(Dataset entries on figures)

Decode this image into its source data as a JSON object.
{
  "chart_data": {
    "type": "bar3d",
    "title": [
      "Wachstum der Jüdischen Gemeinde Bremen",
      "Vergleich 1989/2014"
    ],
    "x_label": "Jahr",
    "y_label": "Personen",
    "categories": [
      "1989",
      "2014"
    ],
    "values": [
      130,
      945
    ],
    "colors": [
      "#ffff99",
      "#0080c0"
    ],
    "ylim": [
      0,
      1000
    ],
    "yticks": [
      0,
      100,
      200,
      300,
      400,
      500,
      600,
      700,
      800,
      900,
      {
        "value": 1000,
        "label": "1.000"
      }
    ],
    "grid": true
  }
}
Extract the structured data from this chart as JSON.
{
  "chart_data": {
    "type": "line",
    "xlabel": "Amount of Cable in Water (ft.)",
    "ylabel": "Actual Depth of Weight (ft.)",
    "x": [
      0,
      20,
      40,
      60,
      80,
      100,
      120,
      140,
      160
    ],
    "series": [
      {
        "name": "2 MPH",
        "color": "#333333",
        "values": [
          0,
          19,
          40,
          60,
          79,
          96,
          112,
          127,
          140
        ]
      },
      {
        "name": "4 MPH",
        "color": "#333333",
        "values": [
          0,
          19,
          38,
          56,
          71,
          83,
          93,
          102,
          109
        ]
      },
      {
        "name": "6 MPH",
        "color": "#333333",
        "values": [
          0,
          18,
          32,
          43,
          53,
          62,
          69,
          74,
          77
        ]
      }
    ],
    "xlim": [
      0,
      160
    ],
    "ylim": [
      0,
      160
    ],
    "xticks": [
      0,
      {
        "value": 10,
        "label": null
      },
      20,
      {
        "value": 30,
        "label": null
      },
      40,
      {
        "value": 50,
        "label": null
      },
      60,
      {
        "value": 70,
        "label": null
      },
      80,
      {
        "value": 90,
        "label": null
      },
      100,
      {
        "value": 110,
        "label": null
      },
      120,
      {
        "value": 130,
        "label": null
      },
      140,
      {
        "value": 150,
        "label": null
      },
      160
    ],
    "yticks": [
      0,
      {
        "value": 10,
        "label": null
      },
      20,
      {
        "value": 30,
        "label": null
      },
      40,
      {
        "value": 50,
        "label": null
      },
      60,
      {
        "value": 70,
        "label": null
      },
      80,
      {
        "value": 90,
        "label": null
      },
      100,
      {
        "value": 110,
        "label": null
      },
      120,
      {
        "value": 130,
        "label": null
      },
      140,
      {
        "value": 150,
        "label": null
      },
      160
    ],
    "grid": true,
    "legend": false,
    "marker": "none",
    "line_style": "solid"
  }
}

§ **Set task**
Write down all the entries again without a single difference.

§ **Response**
Decode this image into its source data as a JSON object.
{
  "chart_data": {
    "type": "bar3d",
    "title": [
      "Wachstum der Jüdischen Gemeinde Bremen",
      "Vergleich 1989/2014"
    ],
    "x_label": "Jahr",
    "y_label": "Personen",
    "categories": [
      "1989",
      "2014"
    ],
    "values": [
      130,
      945
    ],
    "colors": [
      "#ffff99",
      "#0080c0"
    ],
    "ylim": [
      0,
      1000
    ],
    "yticks": [
      0,
      100,
      200,
      300,
      400,
      500,
      600,
      700,
      800,
      900,
      {
        "value": 1000,
        "label": "1.000"
      }
    ],
    "grid": true
  }
}
Extract the structured data from this chart as JSON.
{
  "chart_data": {
    "type": "line",
    "xlabel": "Amount of Cable in Water (ft.)",
    "ylabel": "Actual Depth of Weight (ft.)",
    "x": [
      0,
      20,
      40,
      60,
      80,
      100,
      120,
      140,
      160
    ],
    "series": [
      {
        "name": "2 MPH",
        "color": "#333333",
        "values": [
          0,
          19,
          40,
          60,
          79,
          96,
          112,
          127,
          140
        ]
      },
      {
        "name": "4 MPH",
        "color": "#333333",
        "values": [
          0,
          19,
          38,
          56,
          71,
          83,
          93,
          102,
          109
        ]
      },
      {
        "name": "6 MPH",
        "color": "#333333",
        "values": [
          0,
          18,
          32,
          43,
          53,
          62,
          69,
          74,
          77
        ]
      }
    ],
    "xlim": [
      0,
      160
    ],
    "ylim": [
      0,
      160
    ],
    "xticks": [
      0,
      {
        "value": 10,
        "label": null
      },
      20,
      {
        "value": 30,
        "label": null
      },
      40,
      {
        "value": 50,
        "label": null
      },
      60,
      {
        "value": 70,
        "label": null
      },
      80,
      {
        "value": 90,
        "label": null
      },
      100,
      {
        "value": 110,
        "label": null
      },
      120,
      {
        "value": 130,
        "label": null
      },
      140,
      {
        "value": 150,
        "label": null
      },
      160
    ],
    "yticks": [
      0,
      {
        "value": 10,
        "label": null
      },
      20,
      {
        "value": 30,
        "label": null
      },
      40,
      {
        "value": 50,
        "label": null
      },
      60,
      {
        "value": 70,
        "label": null
      },
      80,
      {
        "value": 90,
        "label": null
      },
      100,
      {
        "value": 110,
        "label": null
      },
      120,
      {
        "value": 130,
        "label": null
      },
      140,
      {
        "value": 150,
        "label": null
      },
      160
    ],
    "grid": true,
    "legend": false,
    "marker": "none",
    "line_style": "solid"
  }
}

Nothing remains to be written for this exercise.